• [CHALLENGE]:
Take every line from the listing below that includes "ترجمة" and copy it.

• [EXERCISE INPUT]:
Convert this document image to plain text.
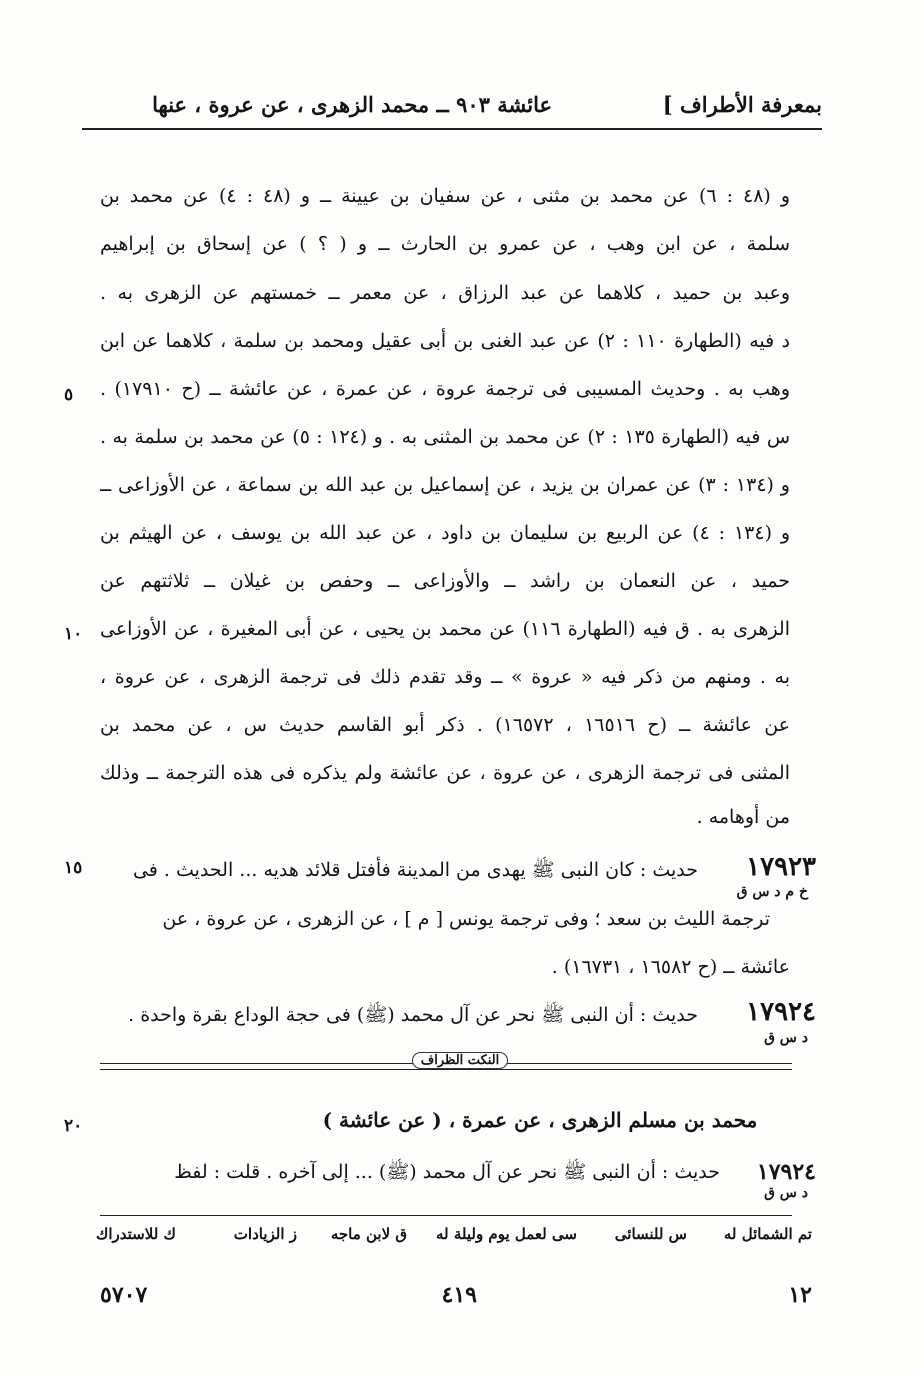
بمعرفة الأطراف ]
عائشة ٩٠٣ ــ محمد الزهرى ، عن عروة ، عنها
و (٤٨ : ٦) عن محمد بن مثنى ، عن سفيان بن عيينة ــ و (٤٨ : ٤) عن محمد بن
سلمة ، عن ابن وهب ، عن عمرو بن الحارث ــ و ( ؟ ) عن إسحاق بن إبراهيم
وعبد بن حميد ، كلاهما عن عبد الرزاق ، عن معمر ــ خمستهم عن الزهرى به .
د فيه (الطهارة ١١٠ : ٢) عن عبد الغنى بن أبى عقيل ومحمد بن سلمة ، كلاهما عن ابن
وهب به . وحديث المسيبى فى ترجمة عروة ، عن عمرة ، عن عائشة ــ (ح ١٧٩١٠) .
س فيه (الطهارة ١٣٥ : ٢) عن محمد بن المثنى به . و (١٢٤ : ٥) عن محمد بن سلمة به .
و (١٣٤ : ٣) عن عمران بن يزيد ، عن إسماعيل بن عبد الله بن سماعة ، عن الأوزاعى ــ
و (١٣٤ : ٤) عن الربيع بن سليمان بن داود ، عن عبد الله بن يوسف ، عن الهيثم بن
حميد ، عن النعمان بن راشد ــ والأوزاعى ــ وحفص بن غيلان ــ ثلاثتهم عن
الزهرى به . ق فيه (الطهارة ١١٦) عن محمد بن يحيى ، عن أبى المغيرة ، عن الأوزاعى
به . ومنهم من ذكر فيه « عروة » ــ وقد تقدم ذلك فى ترجمة الزهرى ، عن عروة ،
عن عائشة ــ (ح ١٦٥١٦ ، ١٦٥٧٢) . ذكر أبو القاسم حديث س ، عن محمد بن
المثنى فى ترجمة الزهرى ، عن عروة ، عن عائشة ولم يذكره فى هذه الترجمة ــ وذلك
من أوهامه .
٥
١٠
١٥
٢٠
١٧٩٢٣
حديث : كان النبى ﷺ يهدى من المدينة فأفتل قلائد هديه ... الحديث . فى
خ م د س ق
ترجمة الليث بن سعد ؛ وفى ترجمة يونس [ م ] ، عن الزهرى ، عن عروة ، عن
عائشة ــ (ح ١٦٥٨٢ ، ١٦٧٣١) .
١٧٩٢٤
حديث : أن النبى ﷺ نحر عن آل محمد (ﷺ) فى حجة الوداع بقرة واحدة .
د س ق
النكت الظراف
محمد بن مسلم الزهرى ، عن عمرة ، ( عن عائشة )
١٧٩٢٤
حديث : أن النبى ﷺ نحر عن آل محمد (ﷺ) ... إلى آخره . قلت : لفظ
د س ق
تم الشمائل له
س للنسائى
سى لعمل يوم وليلة له
ق لابن ماجه
ز الزيادات
ك للاستدراك
١٢
٤١٩
٥٧٠٧
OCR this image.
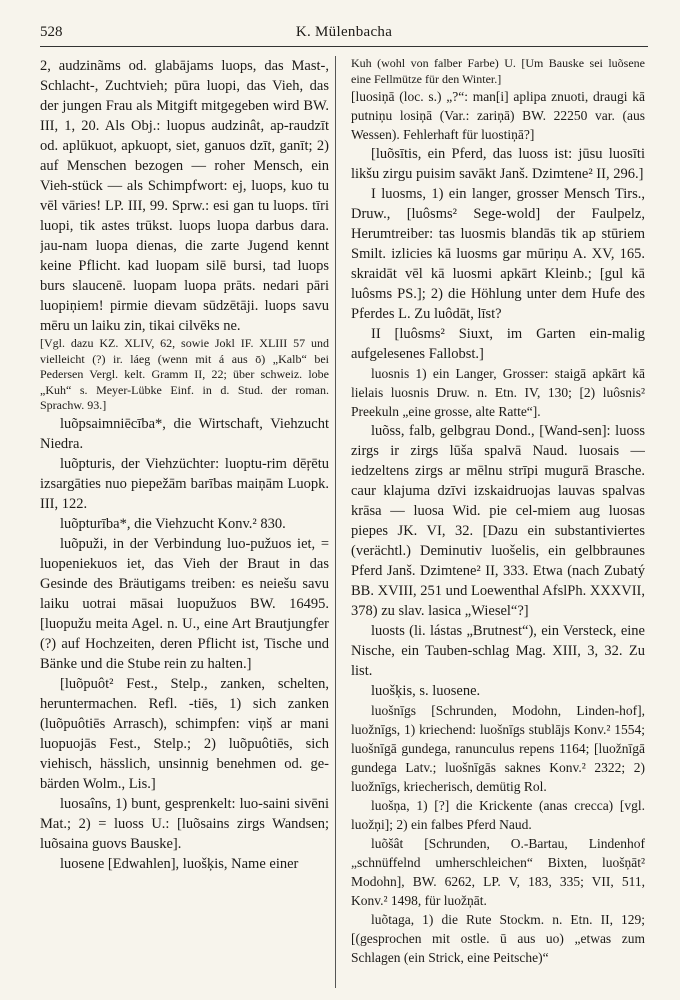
528	K. Mülenbacha

2, audzinãms od. glabājams luops, das Mast-, Schlacht-, Zuchtvieh; pūra luopi, das Vieh, das der jungen Frau als Mitgift mitgegeben wird BW. III, 1, 20. Als Obj.: luopus audzinât, ap-raudzīt od. aplūkuot, apkuopt, siet, ganuos dzīt, ganīt; 2) auf Menschen bezogen — roher Mensch, ein Vieh-stück — als Schimpfwort: ej, luops, kuo tu vēl vāries! LP. III, 99. Sprw.: esi gan tu luops. tīri luopi, tik astes trūkst. luops luopa darbus dara. jau-nam luopa dienas, die zarte Jugend kennt keine Pflicht. kad luopam silē bursi, tad luops burs slaucenē. luopam luopa prāts. nedari pāri luopiņiem! pirmie dievam sūdzētāji. luops savu mēru un laiku zin, tikai cilvēks ne.

[Vgl. dazu KZ. XLIV, 62, sowie Jokl IF. XLIII 57 und vielleicht (?) ir. láeg (wenn mit á aus ō) „Kalb“ bei Pedersen Vergl. kelt. Gramm II, 22; über schweiz. lobe „Kuh“ s. Meyer-Lübke Einf. in d. Stud. der roman. Sprachw. 93.]

luõpsaimniēcība*, die Wirtschaft, Viehzucht Niedra.

luõpturis, der Viehzüchter: luoptu-rim dēŗētu izsargāties nuo piepežām barības maiņām Luopk. III, 122.

luõpturība*, die Viehzucht Konv.² 830.

luõpuži, in der Verbindung luo-pužuos iet, = luopeniekuos iet, das Vieh der Braut in das Gesinde des Bräutigams treiben: es neiešu savu laiku uotrai māsai luopužuos BW. 16495. [luopužu meita Agel. n. U., eine Art Brautjungfer (?) auf Hochzeiten, deren Pflicht ist, Tische und Bänke und die Stube rein zu halten.]

[luõpuôt² Fest., Stelp., zanken, schelten, heruntermachen. Refl. -tiēs, 1) sich zanken (luõpuôtiēs Arrasch), schimpfen: viņš ar mani luopuojās Fest., Stelp.; 2) luõpuôtiēs, sich viehisch, hässlich, unsinnig benehmen od. ge-bärden Wolm., Lis.]

luosaîns, 1) bunt, gesprenkelt: luo-saini sivēni Mat.; 2) = luoss U.: [luõsains zirgs Wandsen; luõsaina guovs Bauske].

luosene [Edwahlen], luošķis, Name einer

Kuh (wohl von falber Farbe) U. [Um Bauske sei luõsene eine Fellmütze für den Winter.]

[luosiņā (loc. s.) „?“: man[i] aplipa znuoti, draugi kā putniņu losiņā (Var.: zariņā) BW. 22250 var. (aus Wessen). Fehlerhaft für luostiņā?]

[luõsītis, ein Pferd, das luoss ist: jūsu luosīti likšu zirgu puisim savākt Janš. Dzimtene² II, 296.]

I luosms, 1) ein langer, grosser Mensch Tirs., Druw., [luôsms² Sege-wold] der Faulpelz, Herumtreiber: tas luosmis blandās tik ap stūriem Smilt. izlicies kā luosms gar mūriņu A. XV, 165. skraidāt vēl kā luosmi apkārt Kleinb.; [gul kā luôsms PS.]; 2) die Höhlung unter dem Hufe des Pferdes L. Zu luôdāt, līst?

II [luôsms² Siuxt, im Garten ein-malig aufgelesenes Fallobst.]

luosnis 1) ein Langer, Grosser: staigā apkārt kā lielais luosnis Druw. n. Etn. IV, 130; [2) luôsnis² Preekuln „eine grosse, alte Ratte“].

luõss, falb, gelbgrau Dond., [Wand-sen]: luoss zirgs ir zirgs lūša spalvā Naud. luosais — iedzeltens zirgs ar mēlnu strīpi mugurā Brasche. caur klajuma dzīvi izskaidruojas lauvas spalvas krāsa — luosa Wid. pie cel-miem aug luosas piepes JK. VI, 32. [Dazu ein substantiviertes (verächtl.) Deminutiv luošelis, ein gelbbraunes Pferd Janš. Dzimtene² II, 333. Etwa (nach Zubatý BB. XVIII, 251 und Loewenthal AfslPh. XXXVII, 378) zu slav. lasica „Wiesel“?]

luosts (li. lástas „Brutnest“), ein Versteck, eine Nische, ein Tauben-schlag Mag. XIII, 3, 32. Zu list.

luošķis, s. luosene.

luošnīgs [Schrunden, Modohn, Linden-hof], luožnīgs, 1) kriechend: luošnīgs stublājs Konv.² 1554; luošnīgā gundega, ranunculus repens 1164; [luožnīgā gundega Latv.; luošnīgās saknes Konv.² 2322; 2) luožnīgs, kriecherisch, demütig Rol.

luošņa, 1) [?] die Krickente (anas crecca) [vgl. luožņi]; 2) ein falbes Pferd Naud.

luõšât [Schrunden, O.-Bartau, Lindenhof „schnüffelnd umherschleichen“ Bixten, luošņāt² Modohn], BW. 6262, LP. V, 183, 335; VII, 511, Konv.² 1498, für luožņāt.

luõtaga, 1) die Rute Stockm. n. Etn. II, 129; [(gesprochen mit ostle. ū aus uo) „etwas zum Schlagen (ein Strick, eine Peitsche)“
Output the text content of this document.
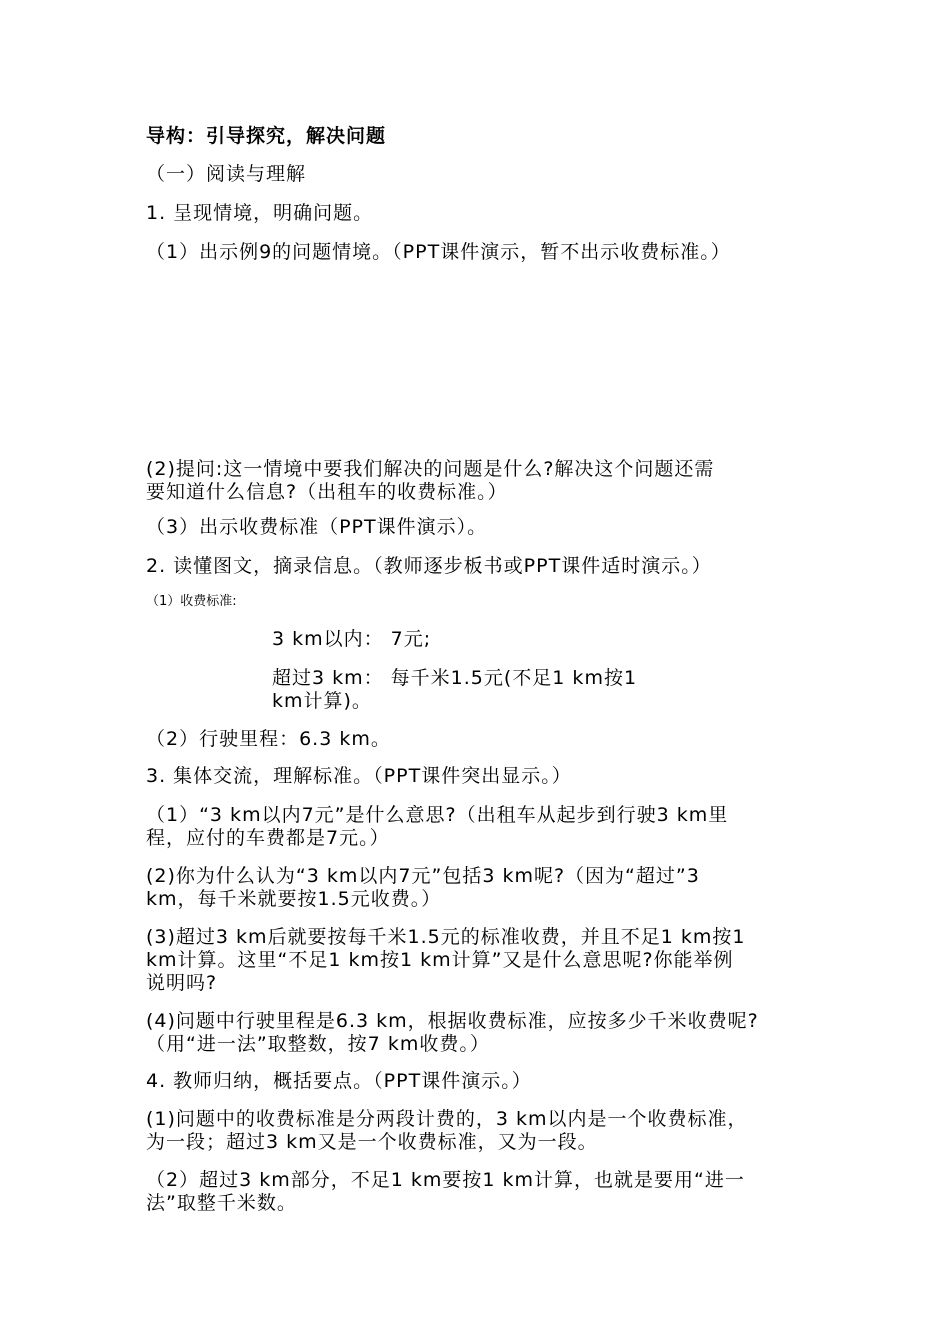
导构：引导探究，解决问题
（一）阅读与理解
1. 呈现情境，明确问题。
（1）出示例9的问题情境。（PPT课件演示，暂不出示收费标准。）
(2)提问:这一情境中要我们解决的问题是什么?解决这个问题还需
要知道什么信息?（出租车的收费标准。）
（3）出示收费标准（PPT课件演示）。
2. 读懂图文，摘录信息。（教师逐步板书或PPT课件适时演示。）
（1）收费标准:
3 km以内： 7元;
超过3 km： 每千米1.5元(不足1 km按1
km计算)。
（2）行驶里程：6.3 km。
3. 集体交流，理解标准。（PPT课件突出显示。）
（1）“3 km以内7元”是什么意思?（出租车从起步到行驶3 km里
程，应付的车费都是7元。）
(2)你为什么认为“3 km以内7元”包括3 km呢?（因为“超过”3
km，每千米就要按1.5元收费。）
(3)超过3 km后就要按每千米1.5元的标准收费，并且不足1 km按1
km计算。这里“不足1 km按1 km计算”又是什么意思呢?你能举例
说明吗?
(4)问题中行驶里程是6.3 km，根据收费标准，应按多少千米收费呢?
（用“进一法”取整数，按7 km收费。）
4. 教师归纳，概括要点。（PPT课件演示。）
(1)问题中的收费标准是分两段计费的，3 km以内是一个收费标准，
为一段；超过3 km又是一个收费标准，又为一段。
（2）超过3 km部分，不足1 km要按1 km计算，也就是要用“进一
法”取整千米数。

• [COMPLETE ANSWER]:
وهب به . وحديث المسيبى فى ترجمة عروة ، عن عمرة ، عن عائشة ــ (ح ١٧٩١٠) .
به . ومنهم من ذكر فيه « عروة » ــ وقد تقدم ذلك فى ترجمة الزهرى ، عن عروة ،
المثنى فى ترجمة الزهرى ، عن عروة ، عن عائشة ولم يذكره فى هذه الترجمة ــ وذلك
ترجمة الليث بن سعد ؛ وفى ترجمة يونس [ م ] ، عن الزهرى ، عن عروة ، عن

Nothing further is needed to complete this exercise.